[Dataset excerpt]

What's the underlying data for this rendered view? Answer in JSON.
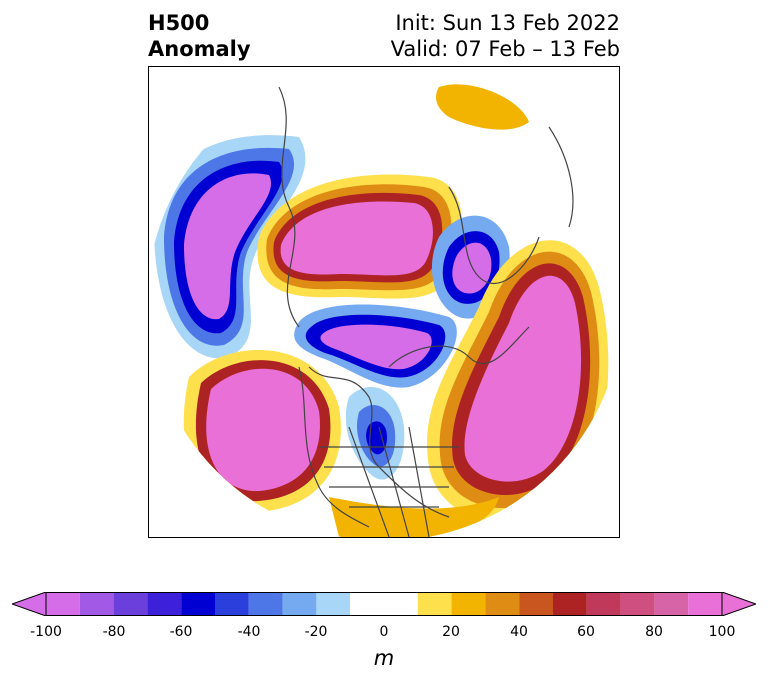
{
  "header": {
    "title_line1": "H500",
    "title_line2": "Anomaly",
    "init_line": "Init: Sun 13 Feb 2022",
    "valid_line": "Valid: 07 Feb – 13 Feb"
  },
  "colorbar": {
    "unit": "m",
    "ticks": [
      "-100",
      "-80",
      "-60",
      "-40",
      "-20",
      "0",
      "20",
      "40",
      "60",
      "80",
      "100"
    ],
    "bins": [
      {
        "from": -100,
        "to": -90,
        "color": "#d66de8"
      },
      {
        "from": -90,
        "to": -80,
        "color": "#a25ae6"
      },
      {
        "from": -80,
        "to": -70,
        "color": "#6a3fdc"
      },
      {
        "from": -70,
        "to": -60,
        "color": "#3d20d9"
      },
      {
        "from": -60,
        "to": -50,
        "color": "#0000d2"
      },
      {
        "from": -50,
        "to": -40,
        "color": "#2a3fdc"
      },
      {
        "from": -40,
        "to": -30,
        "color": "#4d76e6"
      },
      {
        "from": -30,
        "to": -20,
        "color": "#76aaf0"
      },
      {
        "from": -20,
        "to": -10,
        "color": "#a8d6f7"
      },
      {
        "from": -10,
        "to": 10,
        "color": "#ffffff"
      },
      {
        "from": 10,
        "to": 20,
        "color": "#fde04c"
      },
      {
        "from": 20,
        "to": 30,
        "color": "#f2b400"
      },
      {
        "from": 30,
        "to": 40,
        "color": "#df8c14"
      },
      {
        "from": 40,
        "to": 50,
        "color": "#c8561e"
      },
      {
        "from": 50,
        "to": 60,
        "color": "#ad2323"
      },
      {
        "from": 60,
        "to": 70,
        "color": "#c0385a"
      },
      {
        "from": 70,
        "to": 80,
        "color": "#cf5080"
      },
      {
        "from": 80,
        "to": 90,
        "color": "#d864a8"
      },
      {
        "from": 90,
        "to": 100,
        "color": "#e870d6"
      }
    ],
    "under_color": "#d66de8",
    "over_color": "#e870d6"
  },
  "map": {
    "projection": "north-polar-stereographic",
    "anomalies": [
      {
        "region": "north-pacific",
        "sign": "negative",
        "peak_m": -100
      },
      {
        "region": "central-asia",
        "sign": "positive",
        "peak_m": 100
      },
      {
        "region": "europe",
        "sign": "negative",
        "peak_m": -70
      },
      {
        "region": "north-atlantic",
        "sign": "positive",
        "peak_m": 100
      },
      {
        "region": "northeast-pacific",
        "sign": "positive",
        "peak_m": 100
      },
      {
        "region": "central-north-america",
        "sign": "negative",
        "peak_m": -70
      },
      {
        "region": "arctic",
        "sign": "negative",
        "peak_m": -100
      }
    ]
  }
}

Direction. Report the number of lines in the entries above that include the word "central" and add nothing to it.

The completed task. 2